» Problem description
Format the rows from the line containing "Where is each" through the line containing "chart2-y-tick: 15.0 xyxy=(50,424,73,436)", both included, as a JSON list of strings with one string per line and blank lines omitted. Leave the pictures out of the answer.

» Task data
-- start --

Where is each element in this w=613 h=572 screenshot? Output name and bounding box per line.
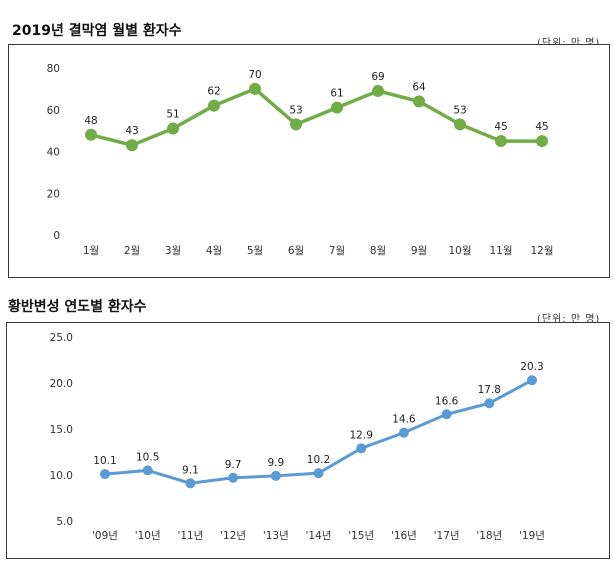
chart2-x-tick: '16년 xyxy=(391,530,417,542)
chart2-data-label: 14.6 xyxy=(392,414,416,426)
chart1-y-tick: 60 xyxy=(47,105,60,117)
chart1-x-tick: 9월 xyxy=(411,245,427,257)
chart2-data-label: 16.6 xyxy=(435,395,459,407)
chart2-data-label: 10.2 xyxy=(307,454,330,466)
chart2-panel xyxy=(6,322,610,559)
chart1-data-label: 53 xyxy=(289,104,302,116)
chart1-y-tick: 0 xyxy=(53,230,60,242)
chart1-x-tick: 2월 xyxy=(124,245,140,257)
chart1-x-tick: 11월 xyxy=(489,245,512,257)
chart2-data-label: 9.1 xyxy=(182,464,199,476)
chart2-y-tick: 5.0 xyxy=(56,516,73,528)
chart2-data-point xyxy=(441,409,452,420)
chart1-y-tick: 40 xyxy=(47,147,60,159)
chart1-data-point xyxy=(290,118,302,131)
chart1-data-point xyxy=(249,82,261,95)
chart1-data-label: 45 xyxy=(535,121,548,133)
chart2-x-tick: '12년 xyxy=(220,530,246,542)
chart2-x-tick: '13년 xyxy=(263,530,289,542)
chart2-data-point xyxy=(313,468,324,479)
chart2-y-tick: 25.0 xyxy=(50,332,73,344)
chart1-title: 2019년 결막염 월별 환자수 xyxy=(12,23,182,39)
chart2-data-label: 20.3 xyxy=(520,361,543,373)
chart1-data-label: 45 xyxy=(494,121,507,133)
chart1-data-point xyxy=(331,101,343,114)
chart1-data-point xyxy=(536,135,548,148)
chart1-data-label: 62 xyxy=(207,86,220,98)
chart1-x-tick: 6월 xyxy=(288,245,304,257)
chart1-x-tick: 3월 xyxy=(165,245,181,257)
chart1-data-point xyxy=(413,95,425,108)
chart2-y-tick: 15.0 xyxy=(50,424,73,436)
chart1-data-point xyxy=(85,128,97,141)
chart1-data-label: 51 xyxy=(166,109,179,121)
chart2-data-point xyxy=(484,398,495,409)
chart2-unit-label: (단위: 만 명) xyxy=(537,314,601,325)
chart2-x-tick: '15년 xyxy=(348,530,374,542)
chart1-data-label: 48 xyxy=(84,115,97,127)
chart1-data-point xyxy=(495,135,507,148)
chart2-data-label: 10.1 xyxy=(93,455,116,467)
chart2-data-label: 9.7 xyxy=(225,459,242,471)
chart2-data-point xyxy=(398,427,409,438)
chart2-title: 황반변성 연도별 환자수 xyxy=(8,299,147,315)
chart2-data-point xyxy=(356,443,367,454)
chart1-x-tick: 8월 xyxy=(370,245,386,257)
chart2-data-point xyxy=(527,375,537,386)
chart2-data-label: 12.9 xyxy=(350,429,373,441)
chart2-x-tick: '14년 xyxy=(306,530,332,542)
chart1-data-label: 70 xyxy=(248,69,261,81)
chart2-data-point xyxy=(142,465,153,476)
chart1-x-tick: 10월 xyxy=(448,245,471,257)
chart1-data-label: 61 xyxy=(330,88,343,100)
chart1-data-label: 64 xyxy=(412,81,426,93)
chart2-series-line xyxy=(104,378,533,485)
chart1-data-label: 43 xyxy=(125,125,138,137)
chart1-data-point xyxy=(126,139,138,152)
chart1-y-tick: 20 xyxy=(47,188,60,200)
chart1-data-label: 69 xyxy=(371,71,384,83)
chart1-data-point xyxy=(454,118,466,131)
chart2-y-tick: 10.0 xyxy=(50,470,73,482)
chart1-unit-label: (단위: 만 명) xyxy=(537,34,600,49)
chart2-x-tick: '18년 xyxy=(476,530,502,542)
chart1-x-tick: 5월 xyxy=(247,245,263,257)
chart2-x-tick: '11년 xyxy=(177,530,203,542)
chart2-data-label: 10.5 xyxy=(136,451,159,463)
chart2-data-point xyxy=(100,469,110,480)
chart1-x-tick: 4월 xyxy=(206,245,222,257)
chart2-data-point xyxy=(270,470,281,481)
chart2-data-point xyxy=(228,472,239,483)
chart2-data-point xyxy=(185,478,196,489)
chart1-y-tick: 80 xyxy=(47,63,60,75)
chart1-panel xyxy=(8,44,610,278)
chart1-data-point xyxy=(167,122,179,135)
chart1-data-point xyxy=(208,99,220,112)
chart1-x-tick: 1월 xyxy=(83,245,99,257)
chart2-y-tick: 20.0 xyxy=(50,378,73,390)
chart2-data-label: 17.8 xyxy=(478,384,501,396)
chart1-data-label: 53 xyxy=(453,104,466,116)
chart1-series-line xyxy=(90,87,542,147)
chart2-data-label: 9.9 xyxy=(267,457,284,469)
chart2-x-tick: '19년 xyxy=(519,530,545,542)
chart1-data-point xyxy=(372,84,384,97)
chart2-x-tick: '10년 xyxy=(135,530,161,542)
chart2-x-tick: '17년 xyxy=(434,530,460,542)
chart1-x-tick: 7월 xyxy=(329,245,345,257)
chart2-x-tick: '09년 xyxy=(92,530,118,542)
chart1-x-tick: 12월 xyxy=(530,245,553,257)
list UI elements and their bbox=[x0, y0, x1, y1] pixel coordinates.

-- end --
-- start --

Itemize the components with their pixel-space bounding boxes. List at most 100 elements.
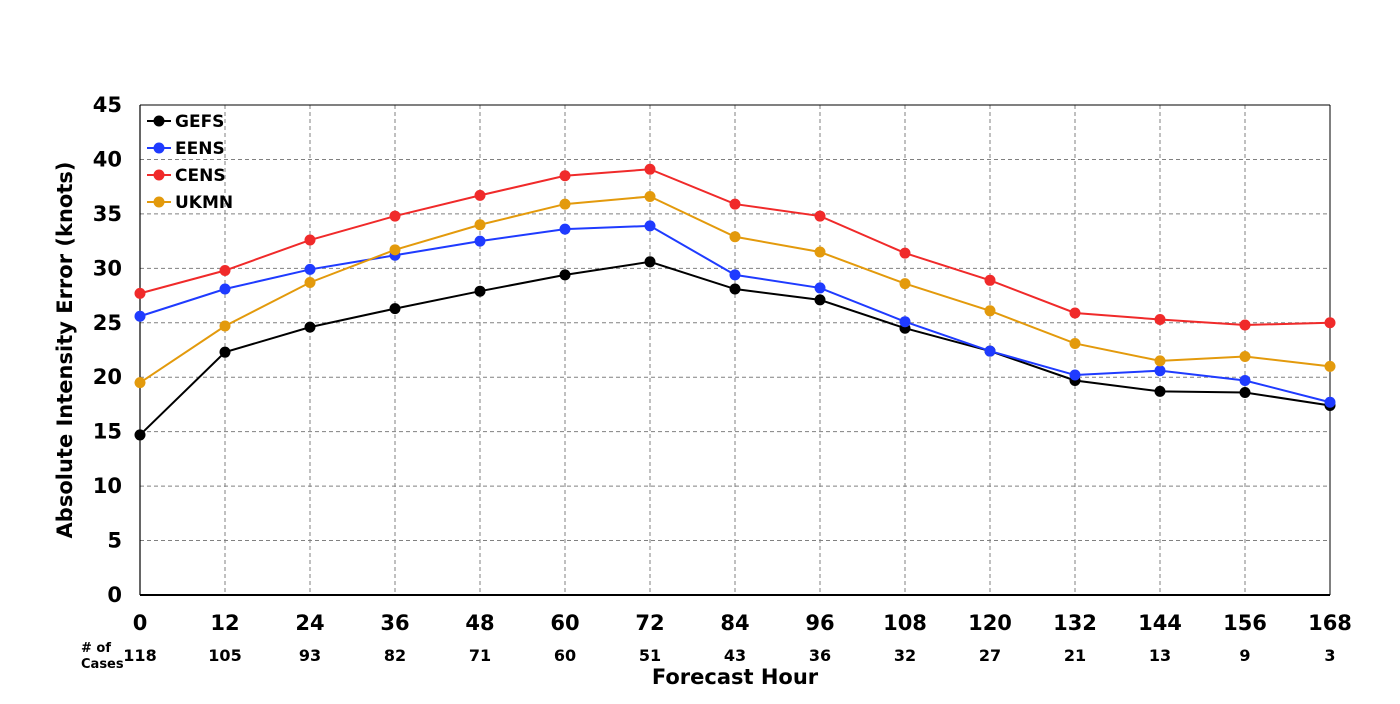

-- end --

» Completed exercise
[
  "Where is each element in this w=613 h=572 screenshot? Output name and bounding box per line.",
  "chart2-x-tick: '16년 xyxy=(391,530,417,542)",
  "chart2-data-label: 14.6 xyxy=(392,414,416,426)",
  "chart1-y-tick: 60 xyxy=(47,105,60,117)",
  "chart1-x-tick: 9월 xyxy=(411,245,427,257)",
  "chart2-data-label: 16.6 xyxy=(435,395,459,407)",
  "chart2-data-label: 10.2 xyxy=(307,454,330,466)",
  "chart2-panel xyxy=(6,322,610,559)",
  "chart1-data-label: 53 xyxy=(289,104,302,116)",
  "chart1-y-tick: 0 xyxy=(53,230,60,242)",
  "chart1-x-tick: 2월 xyxy=(124,245,140,257)",
  "chart1-x-tick: 11월 xyxy=(489,245,512,257)",
  "chart2-data-label: 9.1 xyxy=(182,464,199,476)",
  "chart2-y-tick: 5.0 xyxy=(56,516,73,528)",
  "chart2-data-point xyxy=(441,409,452,420)",
  "chart1-y-tick: 40 xyxy=(47,147,60,159)",
  "chart1-data-point xyxy=(290,118,302,131)",
  "chart1-data-point xyxy=(249,82,261,95)",
  "chart1-data-label: 45 xyxy=(535,121,548,133)",
  "chart2-x-tick: '12년 xyxy=(220,530,246,542)",
  "chart2-x-tick: '13년 xyxy=(263,530,289,542)",
  "chart2-data-point xyxy=(313,468,324,479)",
  "chart2-y-tick: 25.0 xyxy=(50,332,73,344)",
  "chart1-title: 2019년 결막염 월별 환자수 xyxy=(12,23,182,39)",
  "chart2-data-label: 20.3 xyxy=(520,361,543,373)",
  "chart1-data-label: 45 xyxy=(494,121,507,133)",
  "chart1-data-point xyxy=(331,101,343,114)",
  "chart1-data-point xyxy=(536,135,548,148)",
  "chart1-data-label: 62 xyxy=(207,86,220,98)",
  "chart1-x-tick: 6월 xyxy=(288,245,304,257)",
  "chart1-x-tick: 3월 xyxy=(165,245,181,257)",
  "chart1-data-point xyxy=(413,95,425,108)",
  "chart2-y-tick: 15.0 xyxy=(50,424,73,436)"
]